== DATA RECORDS ==
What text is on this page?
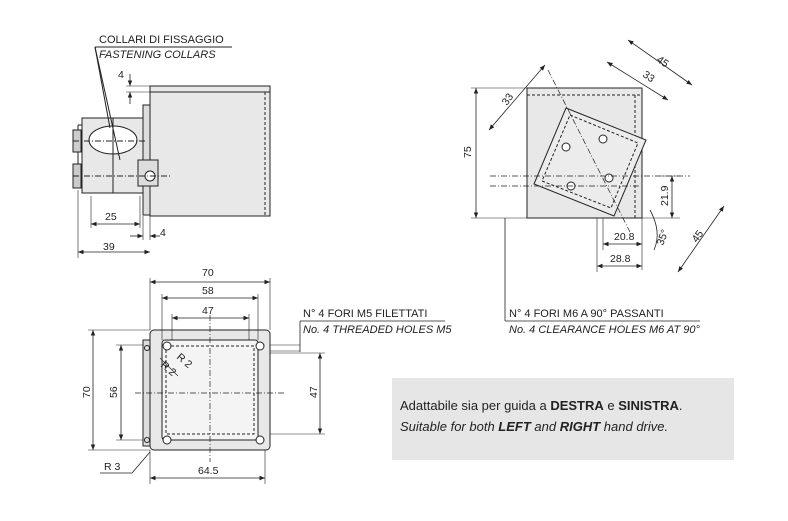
COLLARI DI FISSAGGIO
FASTENING COLLARS
4
25
4
39
45
33
33
75
21.9
20.8 35° 45
28.8
N° 4 FORI M6 A 90° PASSANTI
No. 4 CLEARANCE HOLES M6 AT 90°
70
58
47
70 56	47
64.5
R 2
R 2
R 3
N° 4 FORI M5 FILETTATI
No. 4 THREADED HOLES M5
Adattabile sia per guida a DESTRA e SINISTRA.
Suitable for both LEFT and RIGHT hand drive.
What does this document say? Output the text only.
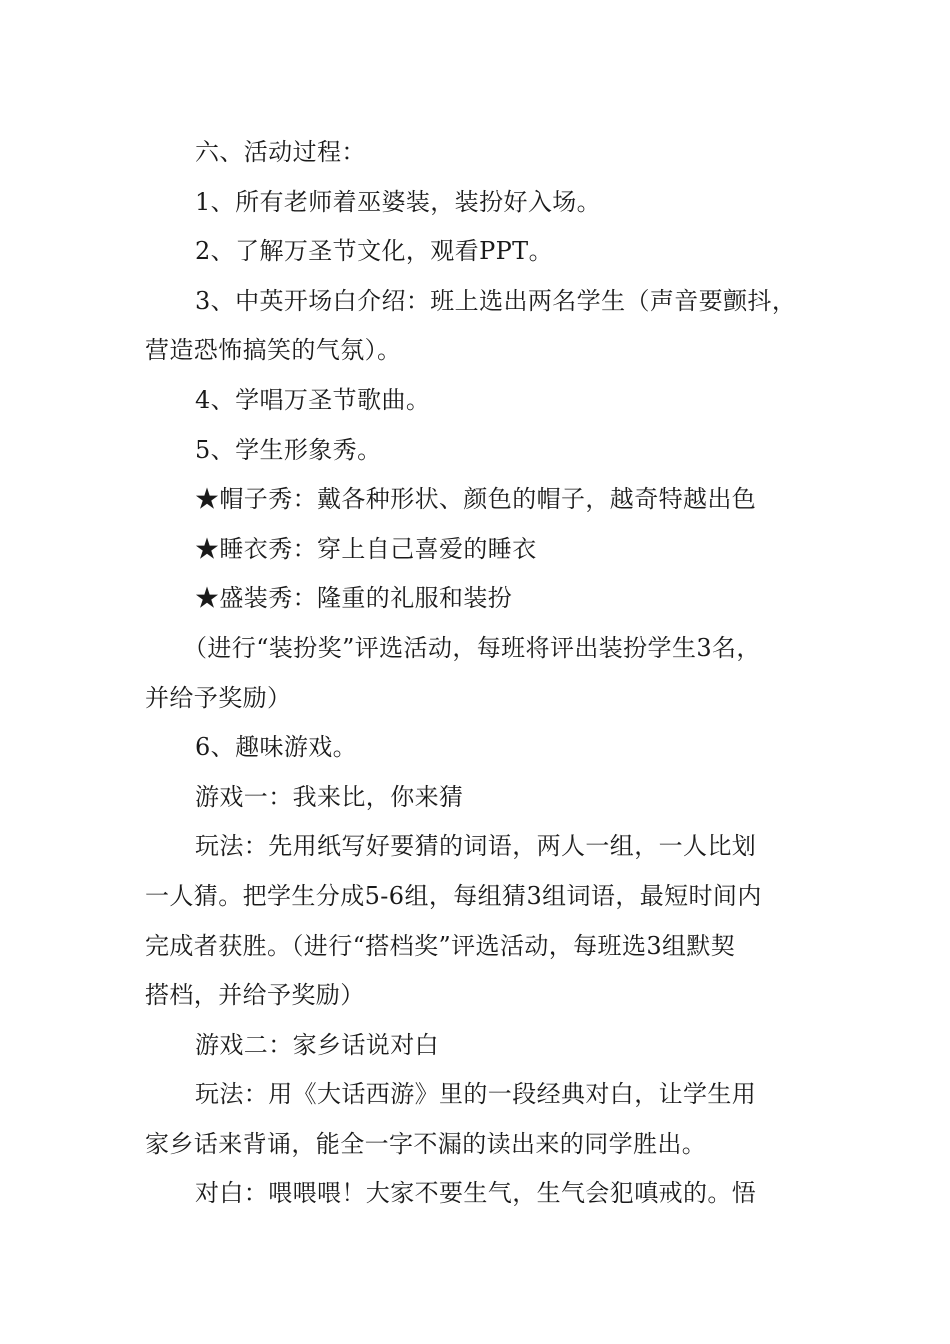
六、活动过程：
1、所有老师着巫婆装，装扮好入场。
2、了解万圣节文化，观看PPT。
3、中英开场白介绍：班上选出两名学生（声音要颤抖，
营造恐怖搞笑的气氛）。
4、学唱万圣节歌曲。
5、学生形象秀。
★帽子秀：戴各种形状、颜色的帽子，越奇特越出色
★睡衣秀：穿上自己喜爱的睡衣
★盛装秀：隆重的礼服和装扮
（进行“装扮奖”评选活动，每班将评出装扮学生3名，
并给予奖励）
6、趣味游戏。
游戏一：我来比，你来猜
玩法：先用纸写好要猜的词语，两人一组，一人比划
一人猜。把学生分成5-6组，每组猜3组词语，最短时间内
完成者获胜。（进行“搭档奖”评选活动，每班选3组默契
搭档，并给予奖励）
游戏二：家乡话说对白
玩法：用《大话西游》里的一段经典对白，让学生用
家乡话来背诵，能全一字不漏的读出来的同学胜出。
对白：喂喂喂！大家不要生气，生气会犯嗔戒的。悟
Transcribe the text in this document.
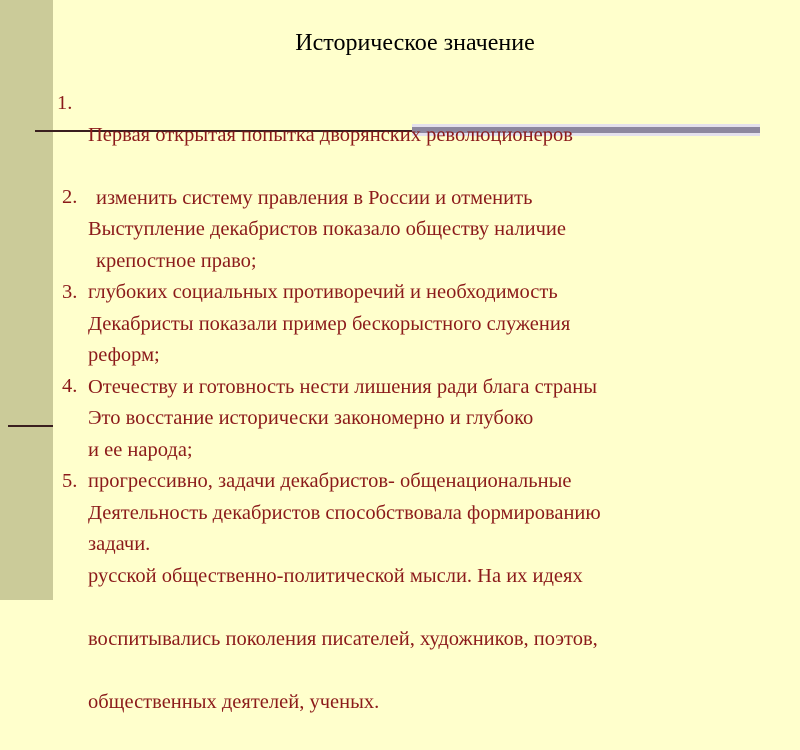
Историческое значение

1.

Первая открытая попытка дворянских революционеров

изменить систему правления в России и отменить

крепостное право;

2.

Выступление декабристов показало обществу наличие

глубоких социальных противоречий и необходимость

реформ;

3.

Декабристы показали пример бескорыстного служения

Отечеству и готовность нести лишения ради блага страны

и ее народа;

4.

Это восстание исторически закономерно и глубоко

прогрессивно, задачи декабристов- общенациональные

задачи.

5.

Деятельность декабристов способствовала формированию

русской общественно-политической мысли. На их идеях

воспитывались поколения писателей, художников, поэтов,

общественных деятелей, ученых.
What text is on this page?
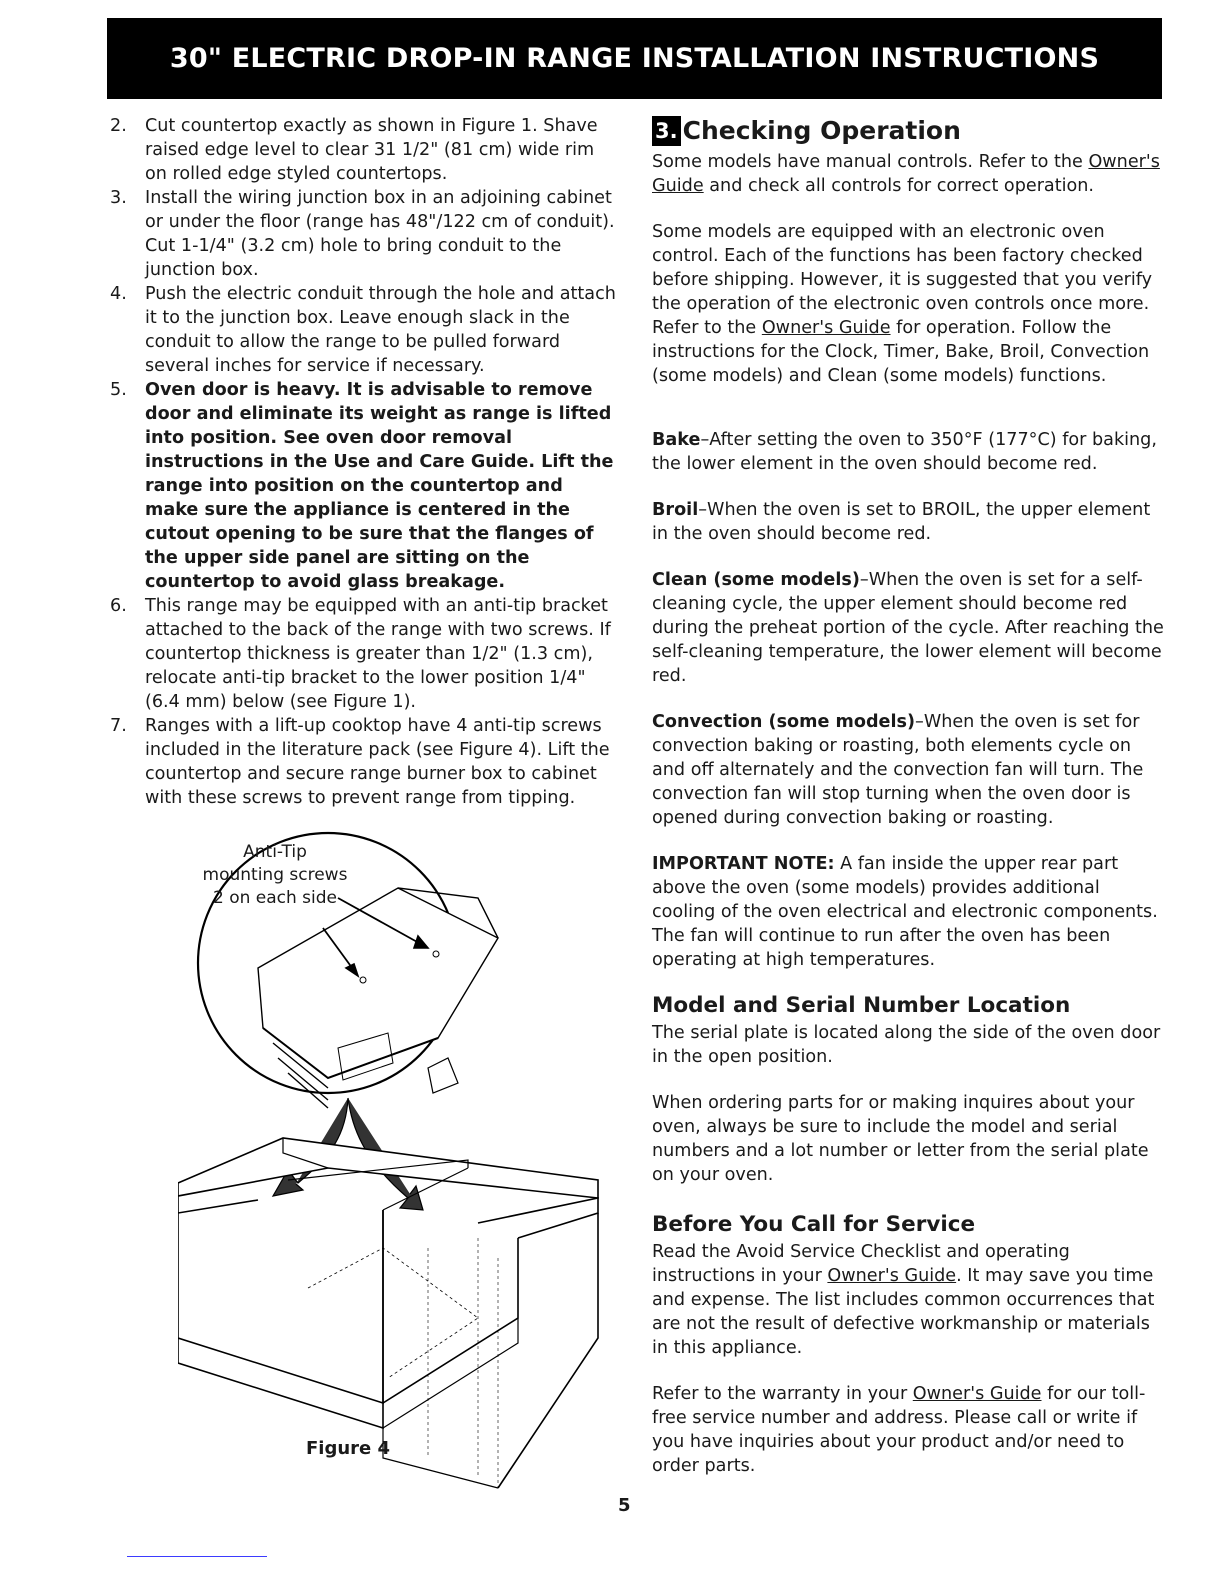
30" ELECTRIC DROP-IN RANGE INSTALLATION INSTRUCTIONS
2. Cut countertop exactly as shown in Figure 1. Shave raised edge level to clear 31 1/2" (81 cm) wide rim on rolled edge styled countertops.
3. Install the wiring junction box in an adjoining cabinet or under the floor (range has 48"/122 cm of conduit). Cut 1-1/4" (3.2 cm) hole to bring conduit to the junction box.
4. Push the electric conduit through the hole and attach it to the junction box. Leave enough slack in the conduit to allow the range to be pulled forward several inches for service if necessary.
5. Oven door is heavy. It is advisable to remove door and eliminate its weight as range is lifted into position. See oven door removal instructions in the Use and Care Guide. Lift the range into position on the countertop and make sure the appliance is centered in the cutout opening to be sure that the flanges of the upper side panel are sitting on the countertop to avoid glass breakage.
6. This range may be equipped with an anti-tip bracket attached to the back of the range with two screws. If countertop thickness is greater than 1/2" (1.3 cm), relocate anti-tip bracket to the lower position 1/4" (6.4 mm) below (see Figure 1).
7. Ranges with a lift-up cooktop have 4 anti-tip screws included in the literature pack (see Figure 4). Lift the countertop and secure range burner box to cabinet with these screws to prevent range from tipping.
Anti-Tip
mounting screws
2 on each side
Figure 4
3. Checking Operation

Some models have manual controls. Refer to the Owner's Guide and check all controls for correct operation.

Some models are equipped with an electronic oven control. Each of the functions has been factory checked before shipping. However, it is suggested that you verify the operation of the electronic oven controls once more. Refer to the Owner's Guide for operation. Follow the instructions for the Clock, Timer, Bake, Broil, Convection (some models) and Clean (some models) functions.

Bake–After setting the oven to 350°F (177°C) for baking, the lower element in the oven should become red.

Broil–When the oven is set to BROIL, the upper element in the oven should become red.

Clean (some models)–When the oven is set for a self-cleaning cycle, the upper element should become red during the preheat portion of the cycle. After reaching the self-cleaning temperature, the lower element will become red.

Convection (some models)–When the oven is set for convection baking or roasting, both elements cycle on and off alternately and the convection fan will turn. The convection fan will stop turning when the oven door is opened during convection baking or roasting.

IMPORTANT NOTE: A fan inside the upper rear part above the oven (some models) provides additional cooling of the oven electrical and electronic components. The fan will continue to run after the oven has been operating at high temperatures.

Model and Serial Number Location

The serial plate is located along the side of the oven door in the open position.

When ordering parts for or making inquires about your oven, always be sure to include the model and serial numbers and a lot number or letter from the serial plate on your oven.

Before You Call for Service

Read the Avoid Service Checklist and operating instructions in your Owner's Guide. It may save you time and expense. The list includes common occurrences that are not the result of defective workmanship or materials in this appliance.

Refer to the warranty in your Owner's Guide for our toll-free service number and address. Please call or write if you have inquiries about your product and/or need to order parts.

5
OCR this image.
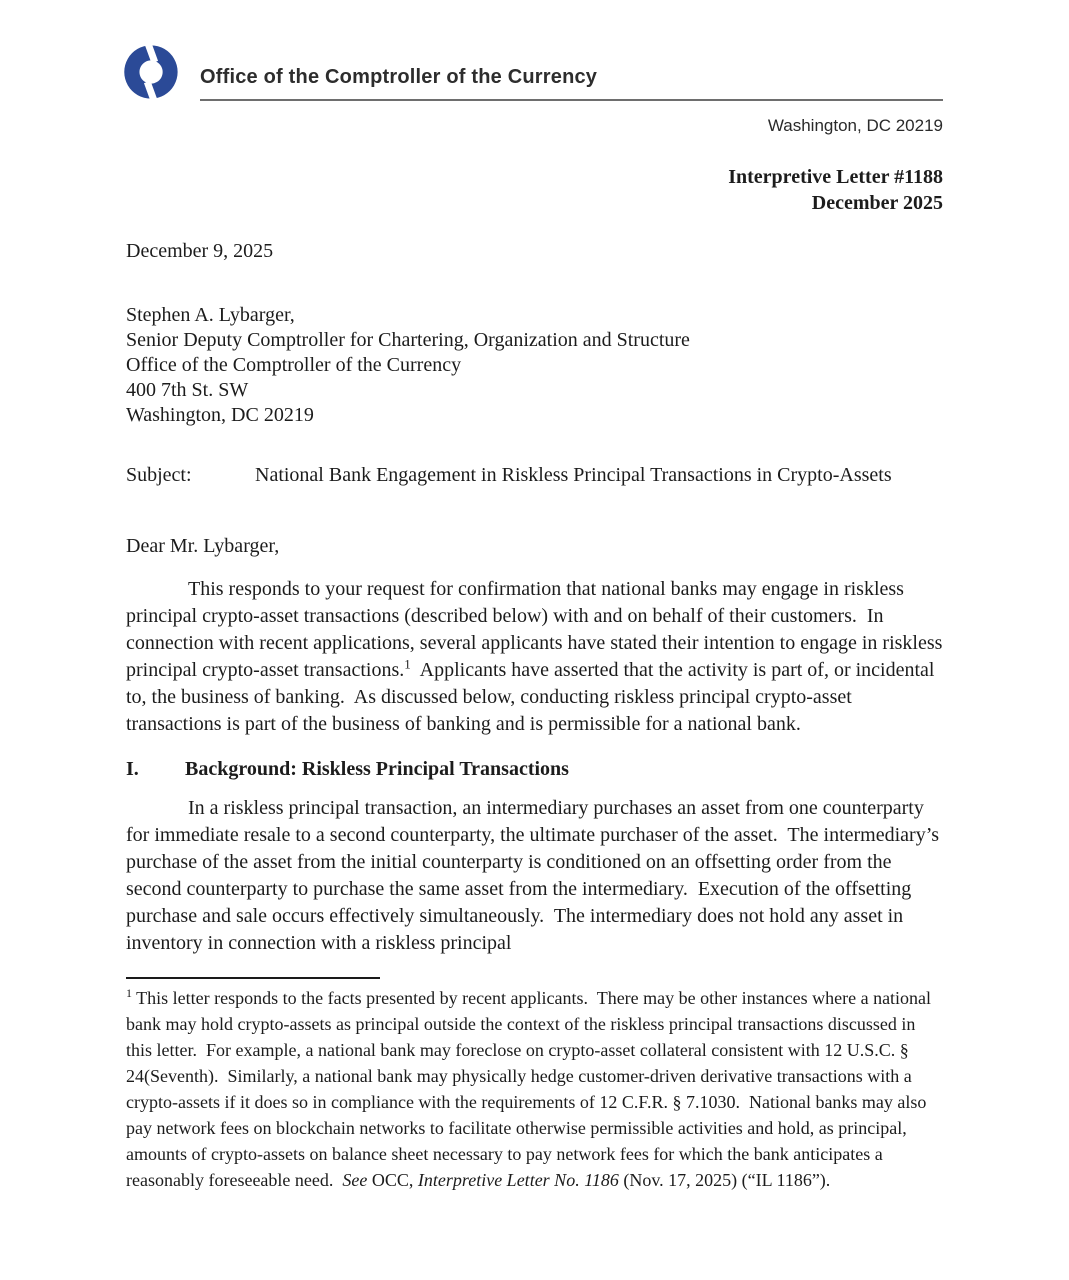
Office of the Comptroller of the Currency
Washington, DC 20219
Interpretive Letter #1188
December 2025
December 9, 2025
Stephen A. Lybarger,
Senior Deputy Comptroller for Chartering, Organization and Structure
Office of the Comptroller of the Currency
400 7th St. SW
Washington, DC 20219
Subject:	National Bank Engagement in Riskless Principal Transactions in Crypto-Assets
Dear Mr. Lybarger,

This responds to your request for confirmation that national banks may engage in riskless principal crypto-asset transactions (described below) with and on behalf of their customers.  In connection with recent applications, several applicants have stated their intention to engage in riskless principal crypto-asset transactions.$^1$  Applicants have asserted that the activity is part of, or incidental to, the business of banking.  As discussed below, conducting riskless principal crypto-asset transactions is part of the business of banking and is permissible for a national bank.

I.	Background: Riskless Principal Transactions

In a riskless principal transaction, an intermediary purchases an asset from one counterparty for immediate resale to a second counterparty, the ultimate purchaser of the asset.  The intermediary’s purchase of the asset from the initial counterparty is conditioned on an offsetting order from the second counterparty to purchase the same asset from the intermediary.  Execution of the offsetting purchase and sale occurs effectively simultaneously.  The intermediary does not hold any asset in inventory in connection with a riskless principal

$^1$ This letter responds to the facts presented by recent applicants.  There may be other instances where a national bank may hold crypto-assets as principal outside the context of the riskless principal transactions discussed in this letter.  For example, a national bank may foreclose on crypto-asset collateral consistent with 12 U.S.C. § 24(Seventh).  Similarly, a national bank may physically hedge customer-driven derivative transactions with a crypto-assets if it does so in compliance with the requirements of 12 C.F.R. § 7.1030.  National banks may also pay network fees on blockchain networks to facilitate otherwise permissible activities and hold, as principal, amounts of crypto-assets on balance sheet necessary to pay network fees for which the bank anticipates a reasonably foreseeable need.  See OCC, Interpretive Letter No. 1186 (Nov. 17, 2025) (“IL 1186”).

== STATED TASK ==
Transcribe every entry word for word, but skip the pictures.

== COMPLETED EXERCISE ==
What text is on this page?
COLLARI DI FISSAGGIO
FASTENING COLLARS
4
25
4
39
45
33
33
75
21.9
20.8 35° 45
28.8
N° 4 FORI M6 A 90° PASSANTI
No. 4 CLEARANCE HOLES M6 AT 90°
70
58
47
70 56	47
64.5
R 2
R 2
R 3
N° 4 FORI M5 FILETTATI
No. 4 THREADED HOLES M5
Adattabile sia per guida a DESTRA e SINISTRA.
Suitable for both LEFT and RIGHT hand drive.
What does this document say? Output the text only.
六、活动过程：
1、所有老师着巫婆装，装扮好入场。
2、了解万圣节文化，观看PPT。
3、中英开场白介绍：班上选出两名学生（声音要颤抖，
营造恐怖搞笑的气氛）。
4、学唱万圣节歌曲。
5、学生形象秀。
★帽子秀：戴各种形状、颜色的帽子，越奇特越出色
★睡衣秀：穿上自己喜爱的睡衣
★盛装秀：隆重的礼服和装扮
（进行“装扮奖”评选活动，每班将评出装扮学生3名，
并给予奖励）
6、趣味游戏。
游戏一：我来比，你来猜
玩法：先用纸写好要猜的词语，两人一组，一人比划
一人猜。把学生分成5-6组，每组猜3组词语，最短时间内
完成者获胜。（进行“搭档奖”评选活动，每班选3组默契
搭档，并给予奖励）
游戏二：家乡话说对白
玩法：用《大话西游》里的一段经典对白，让学生用
家乡话来背诵，能全一字不漏的读出来的同学胜出。
对白：喂喂喂！大家不要生气，生气会犯嗔戒的。悟
Transcribe the text in this document.
Историческое значение

1.

Первая открытая попытка дворянских революционеров

изменить систему правления в России и отменить

крепостное право;

2.

Выступление декабристов показало обществу наличие

глубоких социальных противоречий и необходимость

реформ;

3.

Декабристы показали пример бескорыстного служения

Отечеству и готовность нести лишения ради блага страны

и ее народа;

4.

Это восстание исторически закономерно и глубоко

прогрессивно, задачи декабристов- общенациональные

задачи.

5.

Деятельность декабристов способствовала формированию

русской общественно-политической мысли. На их идеях

воспитывались поколения писателей, художников, поэтов,

общественных деятелей, ученых.
What text is on this page?
30" ELECTRIC DROP-IN RANGE INSTALLATION INSTRUCTIONS
2. Cut countertop exactly as shown in Figure 1. Shave raised edge level to clear 31 1/2" (81 cm) wide rim on rolled edge styled countertops.
3. Install the wiring junction box in an adjoining cabinet or under the floor (range has 48"/122 cm of conduit). Cut 1-1/4" (3.2 cm) hole to bring conduit to the junction box.
4. Push the electric conduit through the hole and attach it to the junction box. Leave enough slack in the conduit to allow the range to be pulled forward several inches for service if necessary.
5. Oven door is heavy. It is advisable to remove door and eliminate its weight as range is lifted into position. See oven door removal instructions in the Use and Care Guide. Lift the range into position on the countertop and make sure the appliance is centered in the cutout opening to be sure that the flanges of the upper side panel are sitting on the countertop to avoid glass breakage.
6. This range may be equipped with an anti-tip bracket attached to the back of the range with two screws. If countertop thickness is greater than 1/2" (1.3 cm), relocate anti-tip bracket to the lower position 1/4" (6.4 mm) below (see Figure 1).
7. Ranges with a lift-up cooktop have 4 anti-tip screws included in the literature pack (see Figure 4). Lift the countertop and secure range burner box to cabinet with these screws to prevent range from tipping.
Anti-Tip
mounting screws
2 on each side
Figure 4
3. Checking Operation

Some models have manual controls. Refer to the Owner's Guide and check all controls for correct operation.

Some models are equipped with an electronic oven control. Each of the functions has been factory checked before shipping. However, it is suggested that you verify the operation of the electronic oven controls once more. Refer to the Owner's Guide for operation. Follow the instructions for the Clock, Timer, Bake, Broil, Convection (some models) and Clean (some models) functions.

Bake–After setting the oven to 350°F (177°C) for baking, the lower element in the oven should become red.

Broil–When the oven is set to BROIL, the upper element in the oven should become red.

Clean (some models)–When the oven is set for a self-cleaning cycle, the upper element should become red during the preheat portion of the cycle. After reaching the self-cleaning temperature, the lower element will become red.

Convection (some models)–When the oven is set for convection baking or roasting, both elements cycle on and off alternately and the convection fan will turn. The convection fan will stop turning when the oven door is opened during convection baking or roasting.

IMPORTANT NOTE: A fan inside the upper rear part above the oven (some models) provides additional cooling of the oven electrical and electronic components. The fan will continue to run after the oven has been operating at high temperatures.

Model and Serial Number Location

The serial plate is located along the side of the oven door in the open position.

When ordering parts for or making inquires about your oven, always be sure to include the model and serial numbers and a lot number or letter from the serial plate on your oven.

Before You Call for Service

Read the Avoid Service Checklist and operating instructions in your Owner's Guide. It may save you time and expense. The list includes common occurrences that are not the result of defective workmanship or materials in this appliance.

Refer to the warranty in your Owner's Guide for our toll-free service number and address. Please call or write if you have inquiries about your product and/or need to order parts.

5
OCR this image.
Office of the Comptroller of the Currency
Washington, DC 20219
Interpretive Letter #1188
December 2025
December 9, 2025
Stephen A. Lybarger,
Senior Deputy Comptroller for Chartering, Organization and Structure
Office of the Comptroller of the Currency
400 7th St. SW
Washington, DC 20219
Subject:	National Bank Engagement in Riskless Principal Transactions in Crypto-Assets
Dear Mr. Lybarger,

This responds to your request for confirmation that national banks may engage in riskless principal crypto-asset transactions (described below) with and on behalf of their customers.  In connection with recent applications, several applicants have stated their intention to engage in riskless principal crypto-asset transactions.$^1$  Applicants have asserted that the activity is part of, or incidental to, the business of banking.  As discussed below, conducting riskless principal crypto-asset transactions is part of the business of banking and is permissible for a national bank.

I.	Background: Riskless Principal Transactions

In a riskless principal transaction, an intermediary purchases an asset from one counterparty for immediate resale to a second counterparty, the ultimate purchaser of the asset.  The intermediary’s purchase of the asset from the initial counterparty is conditioned on an offsetting order from the second counterparty to purchase the same asset from the intermediary.  Execution of the offsetting purchase and sale occurs effectively simultaneously.  The intermediary does not hold any asset in inventory in connection with a riskless principal

$^1$ This letter responds to the facts presented by recent applicants.  There may be other instances where a national bank may hold crypto-assets as principal outside the context of the riskless principal transactions discussed in this letter.  For example, a national bank may foreclose on crypto-asset collateral consistent with 12 U.S.C. § 24(Seventh).  Similarly, a national bank may physically hedge customer-driven derivative transactions with a crypto-assets if it does so in compliance with the requirements of 12 C.F.R. § 7.1030.  National banks may also pay network fees on blockchain networks to facilitate otherwise permissible activities and hold, as principal, amounts of crypto-assets on balance sheet necessary to pay network fees for which the bank anticipates a reasonably foreseeable need.  See OCC, Interpretive Letter No. 1186 (Nov. 17, 2025) (“IL 1186”).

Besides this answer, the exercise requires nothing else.